Can you print every record below exactly as written?

::: Input rows :::

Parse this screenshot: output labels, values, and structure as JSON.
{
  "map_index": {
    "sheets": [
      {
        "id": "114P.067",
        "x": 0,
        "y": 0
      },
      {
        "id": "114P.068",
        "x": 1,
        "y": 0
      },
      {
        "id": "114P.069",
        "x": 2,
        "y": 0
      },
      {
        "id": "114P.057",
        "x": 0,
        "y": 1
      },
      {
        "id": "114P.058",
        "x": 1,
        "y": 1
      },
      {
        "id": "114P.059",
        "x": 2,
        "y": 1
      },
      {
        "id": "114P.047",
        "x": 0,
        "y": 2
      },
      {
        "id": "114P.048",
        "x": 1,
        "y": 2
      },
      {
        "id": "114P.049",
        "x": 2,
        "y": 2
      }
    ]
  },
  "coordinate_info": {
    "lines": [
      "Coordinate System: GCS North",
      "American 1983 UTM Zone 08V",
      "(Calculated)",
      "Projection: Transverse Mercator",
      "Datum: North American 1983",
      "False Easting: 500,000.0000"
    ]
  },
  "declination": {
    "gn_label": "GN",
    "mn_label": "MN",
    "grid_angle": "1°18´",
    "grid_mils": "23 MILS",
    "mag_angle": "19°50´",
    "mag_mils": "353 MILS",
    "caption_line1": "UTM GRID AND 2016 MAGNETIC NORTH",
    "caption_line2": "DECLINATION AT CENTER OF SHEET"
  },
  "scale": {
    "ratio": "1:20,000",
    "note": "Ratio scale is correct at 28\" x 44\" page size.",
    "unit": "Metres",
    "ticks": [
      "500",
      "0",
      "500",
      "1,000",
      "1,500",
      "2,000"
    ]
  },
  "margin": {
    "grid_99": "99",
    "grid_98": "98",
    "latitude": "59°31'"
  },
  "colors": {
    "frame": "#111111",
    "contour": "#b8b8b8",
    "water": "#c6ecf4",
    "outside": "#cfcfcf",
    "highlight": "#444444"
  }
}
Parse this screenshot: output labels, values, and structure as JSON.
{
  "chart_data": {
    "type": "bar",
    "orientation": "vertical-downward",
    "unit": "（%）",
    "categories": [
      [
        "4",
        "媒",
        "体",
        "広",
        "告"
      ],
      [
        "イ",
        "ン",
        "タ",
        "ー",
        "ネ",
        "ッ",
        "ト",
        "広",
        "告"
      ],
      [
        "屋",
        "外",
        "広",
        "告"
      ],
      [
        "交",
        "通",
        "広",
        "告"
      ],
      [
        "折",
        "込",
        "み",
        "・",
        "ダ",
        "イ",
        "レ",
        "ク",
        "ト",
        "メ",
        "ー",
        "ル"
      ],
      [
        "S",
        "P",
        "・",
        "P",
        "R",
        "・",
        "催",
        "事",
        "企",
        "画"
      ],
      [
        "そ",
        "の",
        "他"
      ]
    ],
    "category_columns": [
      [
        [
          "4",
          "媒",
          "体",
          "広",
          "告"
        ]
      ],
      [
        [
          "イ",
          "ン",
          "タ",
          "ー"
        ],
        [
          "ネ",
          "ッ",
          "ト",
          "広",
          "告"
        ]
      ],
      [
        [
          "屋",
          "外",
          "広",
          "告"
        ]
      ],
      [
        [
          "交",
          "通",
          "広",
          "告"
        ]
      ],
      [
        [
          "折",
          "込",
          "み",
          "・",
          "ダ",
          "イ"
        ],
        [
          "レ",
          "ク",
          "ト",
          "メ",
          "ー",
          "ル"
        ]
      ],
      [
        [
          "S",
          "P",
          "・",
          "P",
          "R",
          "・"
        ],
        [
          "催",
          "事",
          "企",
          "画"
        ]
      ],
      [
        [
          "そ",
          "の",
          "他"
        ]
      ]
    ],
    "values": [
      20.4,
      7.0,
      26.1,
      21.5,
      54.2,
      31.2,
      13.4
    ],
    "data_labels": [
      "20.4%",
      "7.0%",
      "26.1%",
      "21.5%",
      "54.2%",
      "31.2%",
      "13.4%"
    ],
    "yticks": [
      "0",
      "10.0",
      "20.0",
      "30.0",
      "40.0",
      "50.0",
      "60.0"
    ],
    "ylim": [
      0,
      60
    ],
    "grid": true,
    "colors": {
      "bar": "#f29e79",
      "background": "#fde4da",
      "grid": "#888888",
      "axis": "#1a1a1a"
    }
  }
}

:::

• **Worked solution**:
Parse this screenshot: output labels, values, and structure as JSON.
{
  "map_index": {
    "sheets": [
      {
        "id": "114P.067",
        "x": 0,
        "y": 0
      },
      {
        "id": "114P.068",
        "x": 1,
        "y": 0
      },
      {
        "id": "114P.069",
        "x": 2,
        "y": 0
      },
      {
        "id": "114P.057",
        "x": 0,
        "y": 1
      },
      {
        "id": "114P.058",
        "x": 1,
        "y": 1
      },
      {
        "id": "114P.059",
        "x": 2,
        "y": 1
      },
      {
        "id": "114P.047",
        "x": 0,
        "y": 2
      },
      {
        "id": "114P.048",
        "x": 1,
        "y": 2
      },
      {
        "id": "114P.049",
        "x": 2,
        "y": 2
      }
    ]
  },
  "coordinate_info": {
    "lines": [
      "Coordinate System: GCS North",
      "American 1983 UTM Zone 08V",
      "(Calculated)",
      "Projection: Transverse Mercator",
      "Datum: North American 1983",
      "False Easting: 500,000.0000"
    ]
  },
  "declination": {
    "gn_label": "GN",
    "mn_label": "MN",
    "grid_angle": "1°18´",
    "grid_mils": "23 MILS",
    "mag_angle": "19°50´",
    "mag_mils": "353 MILS",
    "caption_line1": "UTM GRID AND 2016 MAGNETIC NORTH",
    "caption_line2": "DECLINATION AT CENTER OF SHEET"
  },
  "scale": {
    "ratio": "1:20,000",
    "note": "Ratio scale is correct at 28\" x 44\" page size.",
    "unit": "Metres",
    "ticks": [
      "500",
      "0",
      "500",
      "1,000",
      "1,500",
      "2,000"
    ]
  },
  "margin": {
    "grid_99": "99",
    "grid_98": "98",
    "latitude": "59°31'"
  },
  "colors": {
    "frame": "#111111",
    "contour": "#b8b8b8",
    "water": "#c6ecf4",
    "outside": "#cfcfcf",
    "highlight": "#444444"
  }
}
Parse this screenshot: output labels, values, and structure as JSON.
{
  "chart_data": {
    "type": "bar",
    "orientation": "vertical-downward",
    "unit": "（%）",
    "categories": [
      [
        "4",
        "媒",
        "体",
        "広",
        "告"
      ],
      [
        "イ",
        "ン",
        "タ",
        "ー",
        "ネ",
        "ッ",
        "ト",
        "広",
        "告"
      ],
      [
        "屋",
        "外",
        "広",
        "告"
      ],
      [
        "交",
        "通",
        "広",
        "告"
      ],
      [
        "折",
        "込",
        "み",
        "・",
        "ダ",
        "イ",
        "レ",
        "ク",
        "ト",
        "メ",
        "ー",
        "ル"
      ],
      [
        "S",
        "P",
        "・",
        "P",
        "R",
        "・",
        "催",
        "事",
        "企",
        "画"
      ],
      [
        "そ",
        "の",
        "他"
      ]
    ],
    "category_columns": [
      [
        [
          "4",
          "媒",
          "体",
          "広",
          "告"
        ]
      ],
      [
        [
          "イ",
          "ン",
          "タ",
          "ー"
        ],
        [
          "ネ",
          "ッ",
          "ト",
          "広",
          "告"
        ]
      ],
      [
        [
          "屋",
          "外",
          "広",
          "告"
        ]
      ],
      [
        [
          "交",
          "通",
          "広",
          "告"
        ]
      ],
      [
        [
          "折",
          "込",
          "み",
          "・",
          "ダ",
          "イ"
        ],
        [
          "レ",
          "ク",
          "ト",
          "メ",
          "ー",
          "ル"
        ]
      ],
      [
        [
          "S",
          "P",
          "・",
          "P",
          "R",
          "・"
        ],
        [
          "催",
          "事",
          "企",
          "画"
        ]
      ],
      [
        [
          "そ",
          "の",
          "他"
        ]
      ]
    ],
    "values": [
      20.4,
      7.0,
      26.1,
      21.5,
      54.2,
      31.2,
      13.4
    ],
    "data_labels": [
      "20.4%",
      "7.0%",
      "26.1%",
      "21.5%",
      "54.2%",
      "31.2%",
      "13.4%"
    ],
    "yticks": [
      "0",
      "10.0",
      "20.0",
      "30.0",
      "40.0",
      "50.0",
      "60.0"
    ],
    "ylim": [
      0,
      60
    ],
    "grid": true,
    "colors": {
      "bar": "#f29e79",
      "background": "#fde4da",
      "grid": "#888888",
      "axis": "#1a1a1a"
    }
  }
}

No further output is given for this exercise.